Figure data in JSON:
::::

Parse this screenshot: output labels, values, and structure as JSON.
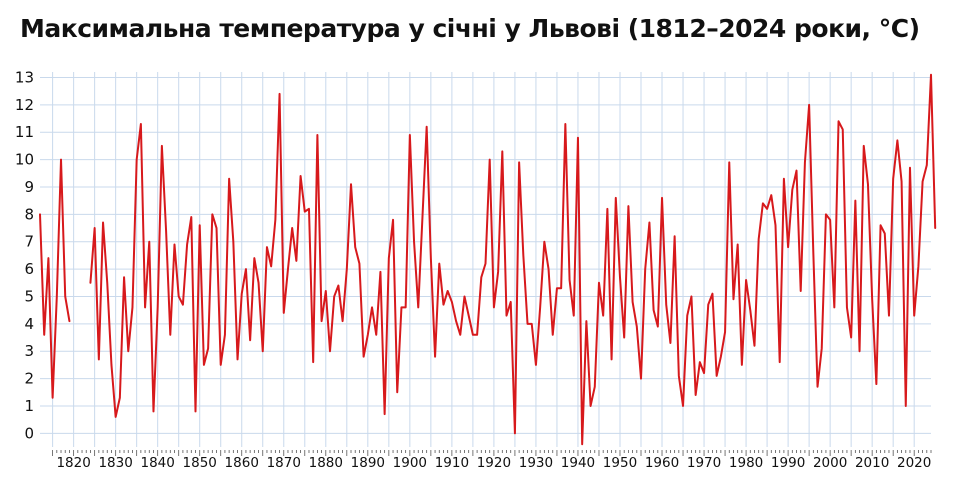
{
  "title": "Максимальна температура у січні у Львові (1812–2024 роки, °C)",
  "colors": {
    "line": "#d7191c",
    "grid": "#c9d9ec",
    "text": "#111111",
    "background": "#ffffff"
  },
  "chart_data": {
    "type": "line",
    "title": "Максимальна температура у січні у Львові (1812–2024 роки, °C)",
    "xlabel": "",
    "ylabel": "",
    "xlim": [
      1812,
      2024
    ],
    "ylim": [
      -0.5,
      13.2
    ],
    "grid": true,
    "legend": "none",
    "xticks": [
      1820,
      1830,
      1840,
      1850,
      1860,
      1870,
      1880,
      1890,
      1900,
      1910,
      1920,
      1930,
      1940,
      1950,
      1960,
      1970,
      1980,
      1990,
      2000,
      2010,
      2020
    ],
    "yticks": [
      0,
      1,
      2,
      3,
      4,
      5,
      6,
      7,
      8,
      9,
      10,
      11,
      12,
      13
    ],
    "series": [
      {
        "name": "",
        "segments": [
          {
            "start_year": 1812,
            "values": [
              8.0,
              3.6,
              6.4,
              1.3,
              5.0,
              10.0,
              5.0,
              4.1
            ]
          },
          {
            "start_year": 1824,
            "values": [
              5.5,
              7.5,
              2.7,
              7.7,
              5.5,
              2.5,
              0.6,
              1.3,
              5.7,
              3.0,
              4.6,
              10.0,
              11.3,
              4.6,
              7.0,
              0.8,
              4.6,
              10.5,
              7.4,
              3.6,
              6.9,
              5.0,
              4.7,
              6.9,
              7.9,
              0.8,
              7.6,
              2.5,
              3.1,
              8.0,
              7.5,
              2.5,
              3.6,
              9.3,
              7.0,
              2.7,
              5.1,
              6.0,
              3.4,
              6.4,
              5.5,
              3.0,
              6.8,
              6.1,
              7.8,
              12.4,
              4.4,
              6.0,
              7.5,
              6.3,
              9.4,
              8.1,
              8.2,
              2.6,
              10.9,
              4.1,
              5.2,
              3.0,
              5.0,
              5.4,
              4.1,
              6.0,
              9.1,
              6.8,
              6.2,
              2.8,
              3.6,
              4.6,
              3.6,
              5.9,
              0.7,
              6.4,
              7.8,
              1.5,
              4.6,
              4.6,
              10.9,
              7.0,
              4.6,
              7.9,
              11.2,
              6.4,
              2.8,
              6.2,
              4.7,
              5.2,
              4.8,
              4.1,
              3.6,
              5.0,
              4.3,
              3.6,
              3.6,
              5.7,
              6.2,
              10.0,
              4.6,
              5.9,
              10.3,
              4.3,
              4.8,
              0.0,
              9.9,
              6.5,
              4.0,
              4.0,
              2.5,
              4.6,
              7.0,
              6.0,
              3.6,
              5.3,
              5.3,
              11.3,
              5.6,
              4.3,
              10.8,
              -0.4,
              4.1,
              1.0,
              1.7,
              5.5,
              4.3,
              8.2,
              2.7,
              8.6,
              5.7,
              3.5,
              8.3,
              4.8,
              3.9,
              2.0,
              6.0,
              7.7,
              4.5,
              3.9,
              8.6,
              4.7,
              3.3,
              7.2,
              2.1,
              1.0,
              4.3,
              5.0,
              1.4,
              2.6,
              2.2,
              4.7,
              5.1,
              2.1,
              2.8,
              3.7,
              9.9,
              4.9,
              6.9,
              2.5,
              5.6,
              4.5,
              3.2,
              7.1,
              8.4,
              8.2,
              8.7,
              7.6,
              2.6,
              9.3,
              6.8,
              8.9,
              9.6,
              5.2,
              9.9,
              12.0,
              6.6,
              1.7,
              3.1,
              8.0,
              7.8,
              4.6,
              11.4,
              11.1,
              4.6,
              3.5,
              8.5,
              3.0,
              10.5,
              9.1,
              4.9,
              1.8,
              7.6,
              7.3,
              4.3,
              9.3,
              10.7,
              9.2,
              1.0,
              9.7,
              4.3,
              6.1,
              9.2,
              9.8,
              13.1,
              7.5
            ]
          }
        ]
      }
    ]
  }
}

::::

◆ What is expected ◆
Write the listing out a second time exactly, dropping all images.

◆ Correct result ◆
Parse this screenshot: output labels, values, and structure as JSON.
{
  "title": "Максимальна температура у січні у Львові (1812–2024 роки, °C)",
  "colors": {
    "line": "#d7191c",
    "grid": "#c9d9ec",
    "text": "#111111",
    "background": "#ffffff"
  },
  "chart_data": {
    "type": "line",
    "title": "Максимальна температура у січні у Львові (1812–2024 роки, °C)",
    "xlabel": "",
    "ylabel": "",
    "xlim": [
      1812,
      2024
    ],
    "ylim": [
      -0.5,
      13.2
    ],
    "grid": true,
    "legend": "none",
    "xticks": [
      1820,
      1830,
      1840,
      1850,
      1860,
      1870,
      1880,
      1890,
      1900,
      1910,
      1920,
      1930,
      1940,
      1950,
      1960,
      1970,
      1980,
      1990,
      2000,
      2010,
      2020
    ],
    "yticks": [
      0,
      1,
      2,
      3,
      4,
      5,
      6,
      7,
      8,
      9,
      10,
      11,
      12,
      13
    ],
    "series": [
      {
        "name": "",
        "segments": [
          {
            "start_year": 1812,
            "values": [
              8.0,
              3.6,
              6.4,
              1.3,
              5.0,
              10.0,
              5.0,
              4.1
            ]
          },
          {
            "start_year": 1824,
            "values": [
              5.5,
              7.5,
              2.7,
              7.7,
              5.5,
              2.5,
              0.6,
              1.3,
              5.7,
              3.0,
              4.6,
              10.0,
              11.3,
              4.6,
              7.0,
              0.8,
              4.6,
              10.5,
              7.4,
              3.6,
              6.9,
              5.0,
              4.7,
              6.9,
              7.9,
              0.8,
              7.6,
              2.5,
              3.1,
              8.0,
              7.5,
              2.5,
              3.6,
              9.3,
              7.0,
              2.7,
              5.1,
              6.0,
              3.4,
              6.4,
              5.5,
              3.0,
              6.8,
              6.1,
              7.8,
              12.4,
              4.4,
              6.0,
              7.5,
              6.3,
              9.4,
              8.1,
              8.2,
              2.6,
              10.9,
              4.1,
              5.2,
              3.0,
              5.0,
              5.4,
              4.1,
              6.0,
              9.1,
              6.8,
              6.2,
              2.8,
              3.6,
              4.6,
              3.6,
              5.9,
              0.7,
              6.4,
              7.8,
              1.5,
              4.6,
              4.6,
              10.9,
              7.0,
              4.6,
              7.9,
              11.2,
              6.4,
              2.8,
              6.2,
              4.7,
              5.2,
              4.8,
              4.1,
              3.6,
              5.0,
              4.3,
              3.6,
              3.6,
              5.7,
              6.2,
              10.0,
              4.6,
              5.9,
              10.3,
              4.3,
              4.8,
              0.0,
              9.9,
              6.5,
              4.0,
              4.0,
              2.5,
              4.6,
              7.0,
              6.0,
              3.6,
              5.3,
              5.3,
              11.3,
              5.6,
              4.3,
              10.8,
              -0.4,
              4.1,
              1.0,
              1.7,
              5.5,
              4.3,
              8.2,
              2.7,
              8.6,
              5.7,
              3.5,
              8.3,
              4.8,
              3.9,
              2.0,
              6.0,
              7.7,
              4.5,
              3.9,
              8.6,
              4.7,
              3.3,
              7.2,
              2.1,
              1.0,
              4.3,
              5.0,
              1.4,
              2.6,
              2.2,
              4.7,
              5.1,
              2.1,
              2.8,
              3.7,
              9.9,
              4.9,
              6.9,
              2.5,
              5.6,
              4.5,
              3.2,
              7.1,
              8.4,
              8.2,
              8.7,
              7.6,
              2.6,
              9.3,
              6.8,
              8.9,
              9.6,
              5.2,
              9.9,
              12.0,
              6.6,
              1.7,
              3.1,
              8.0,
              7.8,
              4.6,
              11.4,
              11.1,
              4.6,
              3.5,
              8.5,
              3.0,
              10.5,
              9.1,
              4.9,
              1.8,
              7.6,
              7.3,
              4.3,
              9.3,
              10.7,
              9.2,
              1.0,
              9.7,
              4.3,
              6.1,
              9.2,
              9.8,
              13.1,
              7.5
            ]
          }
        ]
      }
    ]
  }
}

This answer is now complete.